EXTRACT TO READ:
════════

Research by SiieeFPV here shows that there is no definitive trend of startup power and stuttering.

So, the solution for the tail reset is not a particular startup power. But it was the most documented configuration with the production 1303.5 motor during extreme robotics build with tail ESC's startup power at 0.5 for startup without delay and without stuttering. 
The configuration for racing for the tail ESC is the rightful solution for the converged IoT, shown in the following screenshot and video. Damped off as required to prevent ESC overheating in summer, and is the only tested and documented setting.

This also enables the Low RPM Power Protection feature to protect the ESC in case of a crash when the propellers are stopped by the ground or other solid objects.

With the production dump_all PID configuration, the production build's tail reset is infrequent and needs deliberate efforts to reproduce the tail reset problem, as in the following 2 videos. 

Yet, another question is whether the Low RPM Power Protection feature is detrimental to the quick spinup. And our testing in the following 2 video footage showed that the Low RPM Power Protection feature is irrelevant when the propellers don't hit a solid obstacle, only spinning up the motor mid-air.




Collective Pitch Curve For Fuel Economy

All credit and copyright of airfoil data belong to airfoiltools.com , NASA, and Xfoil , for the following picture.


Prototye rotor RPM for level hovering is 2640/minute = 44/s . Rotor diameter 0.48m , speed at 3/4 blade span is 0.48m x 3.14 x 44/s x 3/4 = 50m/s . Our Reynolds number is 50m/s x 18mm / 1.46 x 100000 = 62,000 . So, between the light brown and green curves, but closer to the light brown curve, is our curve for attitude-accelerameter mode.

════════

CHALLENGE A:
Decide whether each statement agrees with the passage on tail ESC setup, answering yes or no and quoting the words that settle it: (i) a particular startup power is the fix for the tail reset; (ii) with the production dump_all PID configuration, the tail reset is infrequent; (iii) testing showed the Low RPM Power Protection feature matters when the motor only spins up mid-air without hitting anything.
CHALLENGE B:
According to the passage on tail ESC setup, why is the racing configuration for the tail ESC damped off?
The bounding box entries that come next are not needed.

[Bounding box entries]
════════

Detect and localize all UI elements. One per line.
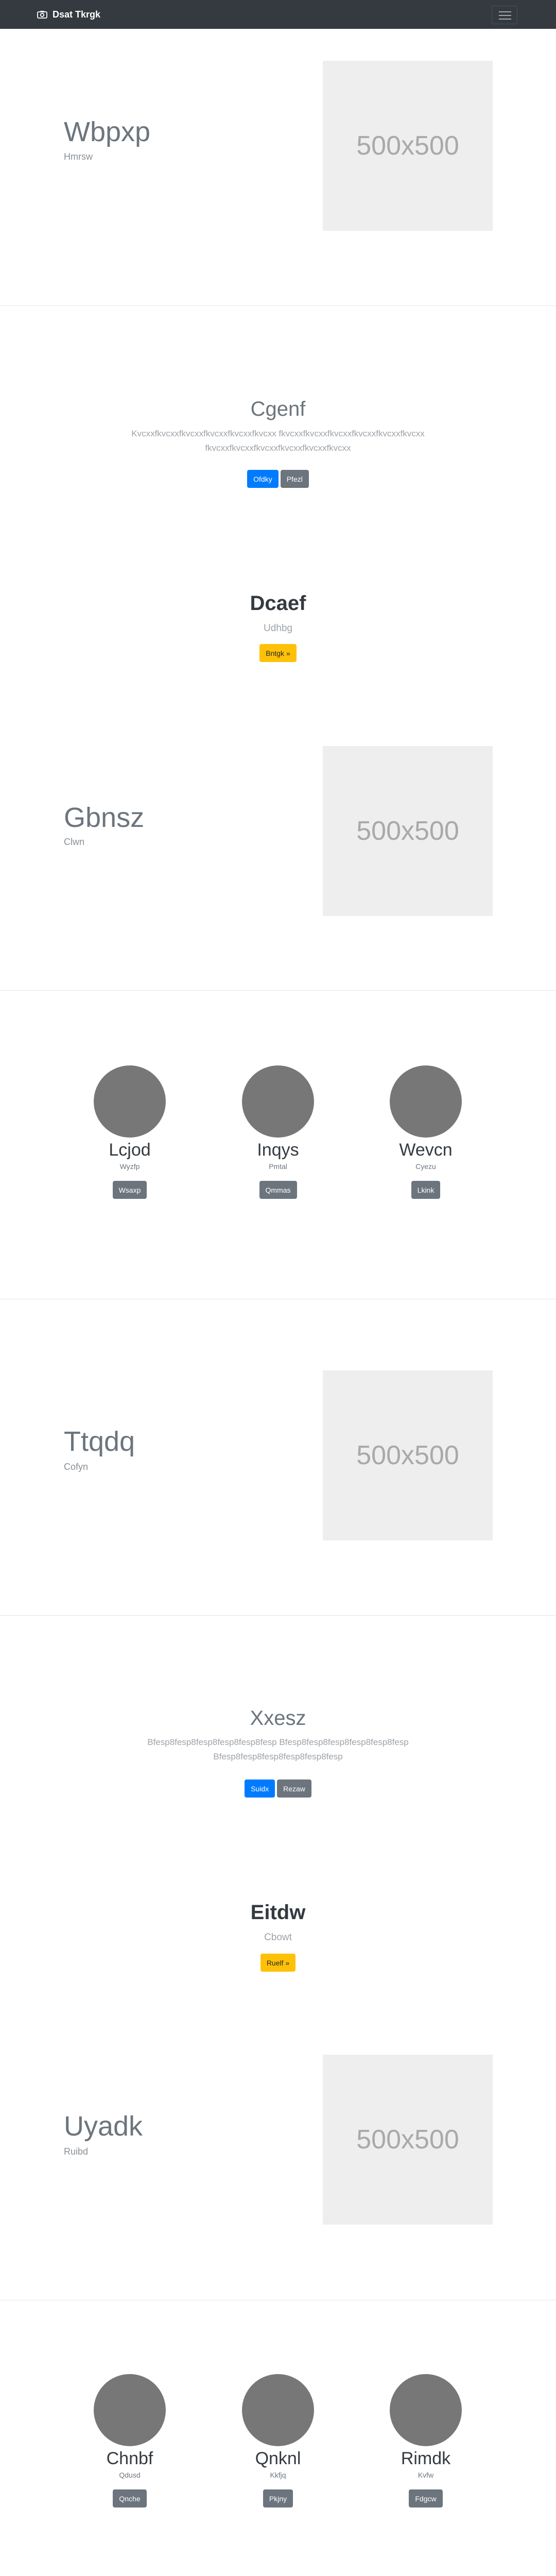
hamburger-icon <box>499 11 511 12</box>
jumbotron-lead: Kvcxxfkvcxxfkvcxxfkvcxxfkvcxxfkvcxx fkvc… <box>0 427 556 455</box>
cta-button[interactable]: Bntgk » <box>259 644 297 662</box>
member-name: Chnbf <box>106 2449 153 2468</box>
avatar <box>390 2374 462 2446</box>
jumbotron-actions: Suidx Rezaw <box>0 1780 556 1798</box>
member-role: Wyzfp <box>119 1162 140 1171</box>
feature-subtitle: Clwn <box>64 837 85 847</box>
member-button[interactable]: Pkjny <box>263 2489 293 2507</box>
primary-button[interactable]: Ofdky <box>247 470 279 488</box>
cta-button[interactable]: Ruelf » <box>260 1954 296 1972</box>
member-name: Qnknl <box>255 2449 301 2468</box>
team-member: Wevcn Cyezu Lkink <box>374 1065 477 1199</box>
lead-line: Bfesp8fesp8fesp8fesp8fesp8fesp <box>213 1752 343 1761</box>
cta-subtitle: Udhbg <box>264 623 292 634</box>
avatar <box>94 1065 166 1138</box>
divider <box>0 990 556 991</box>
team-member: Chnbf Qdusd Qnche <box>78 2374 181 2507</box>
cta-actions: Bntgk » <box>0 644 556 662</box>
member-name: Inqys <box>257 1140 299 1160</box>
lead-line: Kvcxxfkvcxxfkvcxxfkvcxxfkvcxxfkvcxx fkvc… <box>131 429 425 438</box>
member-role: Kkfjq <box>270 2471 286 2479</box>
jumbotron-lead: Bfesp8fesp8fesp8fesp8fesp8fesp Bfesp8fes… <box>0 1735 556 1764</box>
avatar <box>94 2374 166 2446</box>
feature-subtitle: Hmrsw <box>64 151 93 162</box>
primary-button[interactable]: Suidx <box>245 1780 275 1798</box>
navbar: Dsat Tkrgk <box>0 0 556 29</box>
member-button[interactable]: Lkink <box>411 1181 441 1199</box>
navbar-brand[interactable]: Dsat Tkrgk <box>37 0 100 29</box>
brand-name: Dsat Tkrgk <box>53 9 101 20</box>
jumbotron-actions: Ofdky Pfezl <box>0 470 556 488</box>
member-name: Wevcn <box>399 1140 453 1160</box>
team-member: Qnknl Kkfjq Pkjny <box>227 2374 329 2507</box>
member-button[interactable]: Wsaxp <box>112 1181 147 1199</box>
divider <box>0 1615 556 1616</box>
placeholder-image: 500x500 <box>323 1370 493 1540</box>
feature-title: Wbpxp <box>64 116 151 147</box>
secondary-button[interactable]: Rezaw <box>277 1780 311 1798</box>
cta-subtitle: Cbowt <box>264 1932 292 1943</box>
feature-title: Gbnsz <box>64 802 145 833</box>
member-role: Kvfw <box>418 2471 434 2479</box>
lead-line: fkvcxxfkvcxxfkvcxxfkvcxxfkvcxxfkvcxx <box>205 443 351 453</box>
placeholder-image: 500x500 <box>323 61 493 231</box>
member-role: Qdusd <box>119 2471 141 2479</box>
placeholder-image: 500x500 <box>323 2055 493 2225</box>
menu-toggle-button[interactable] <box>492 6 517 24</box>
cta-title: Dcaef <box>250 592 306 615</box>
jumbotron-title: Cgenf <box>250 398 306 420</box>
feature-subtitle: Cofyn <box>64 1462 89 1472</box>
cta-title: Eitdw <box>250 1901 306 1924</box>
member-name: Rimdk <box>401 2449 451 2468</box>
member-button[interactable]: Qmmas <box>259 1181 297 1199</box>
member-button[interactable]: Qnche <box>113 2489 147 2507</box>
avatar <box>242 1065 314 1138</box>
team-member: Rimdk Kvfw Fdgcw <box>374 2374 477 2507</box>
avatar <box>242 2374 314 2446</box>
member-role: Cyezu <box>415 1162 436 1171</box>
camera-icon <box>37 11 47 19</box>
avatar <box>390 1065 462 1138</box>
member-button[interactable]: Fdgcw <box>409 2489 443 2507</box>
team-member: Inqys Pmtal Qmmas <box>227 1065 329 1199</box>
feature-title: Uyadk <box>64 2111 143 2142</box>
member-name: Lcjod <box>109 1140 151 1160</box>
lead-line: Bfesp8fesp8fesp8fesp8fesp8fesp Bfesp8fes… <box>147 1737 409 1747</box>
jumbotron-title: Xxesz <box>250 1707 306 1730</box>
feature-title: Ttqdq <box>64 1426 135 1457</box>
feature-subtitle: Ruibd <box>64 2146 89 2157</box>
secondary-button[interactable]: Pfezl <box>280 470 309 488</box>
placeholder-image: 500x500 <box>323 746 493 916</box>
member-role: Pmtal <box>269 1162 287 1171</box>
cta-actions: Ruelf » <box>0 1954 556 1972</box>
team-member: Lcjod Wyzfp Wsaxp <box>78 1065 181 1199</box>
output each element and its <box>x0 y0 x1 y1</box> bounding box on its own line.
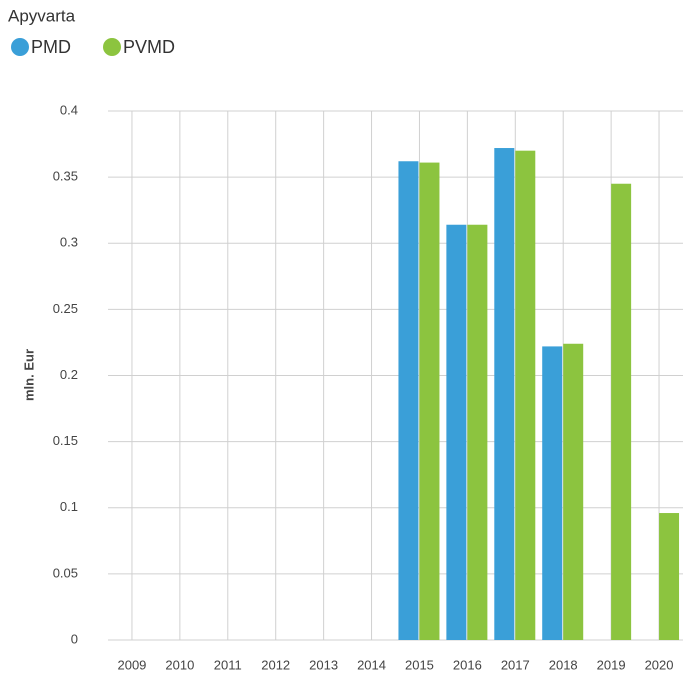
y-tick-label: 0.2 <box>60 367 78 382</box>
x-tick-label: 2014 <box>357 657 386 672</box>
bar <box>515 150 536 641</box>
x-tick-label: 2012 <box>261 657 290 672</box>
legend-label: PVMD <box>123 37 175 57</box>
y-tick-label: 0.05 <box>53 565 78 580</box>
bar <box>542 346 563 640</box>
x-tick-label: 2019 <box>597 657 626 672</box>
x-tick-label: 2015 <box>405 657 434 672</box>
y-tick-label: 0.1 <box>60 499 78 514</box>
y-tick-label: 0.25 <box>53 301 78 316</box>
x-tick-label: 2010 <box>165 657 194 672</box>
y-tick-label: 0 <box>71 631 78 646</box>
bar <box>467 224 488 641</box>
y-tick-label: 0.15 <box>53 433 78 448</box>
y-tick-label: 0.4 <box>60 102 78 117</box>
x-tick-label: 2016 <box>453 657 482 672</box>
y-tick-label: 0.35 <box>53 169 78 184</box>
x-tick-label: 2011 <box>214 657 242 672</box>
bar <box>611 183 632 641</box>
bar <box>446 224 467 641</box>
legend-label: PMD <box>31 37 71 57</box>
bar <box>419 162 440 640</box>
bar <box>494 148 515 640</box>
x-tick-label: 2009 <box>117 657 146 672</box>
chart-title: Apyvarta <box>8 6 76 25</box>
bar <box>563 343 584 640</box>
y-axis-label: mln. Eur <box>21 349 36 401</box>
legend-swatch <box>11 38 29 56</box>
legend-swatch <box>103 38 121 56</box>
x-tick-label: 2017 <box>501 657 530 672</box>
y-tick-label: 0.3 <box>60 235 78 250</box>
x-tick-label: 2020 <box>645 657 674 672</box>
x-tick-label: 2013 <box>309 657 338 672</box>
bar <box>659 513 680 640</box>
bar <box>398 161 419 640</box>
x-tick-label: 2018 <box>549 657 578 672</box>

════════

PROBLEM SOLUTION A:
(i) No: "the solution for the tail reset is not a particular startup power."
(ii) Yes: "the production build's tail reset is infrequent and needs deliberate efforts to reproduce the tail reset problem."
(iii) No: "the Low RPM Power Protection feature is irrelevant when the propellers don't hit a solid obstacle, only spinning up the motor mid-air."

PROBLEM SOLUTION B:
It is damped off to prevent the ESC from overheating in summer.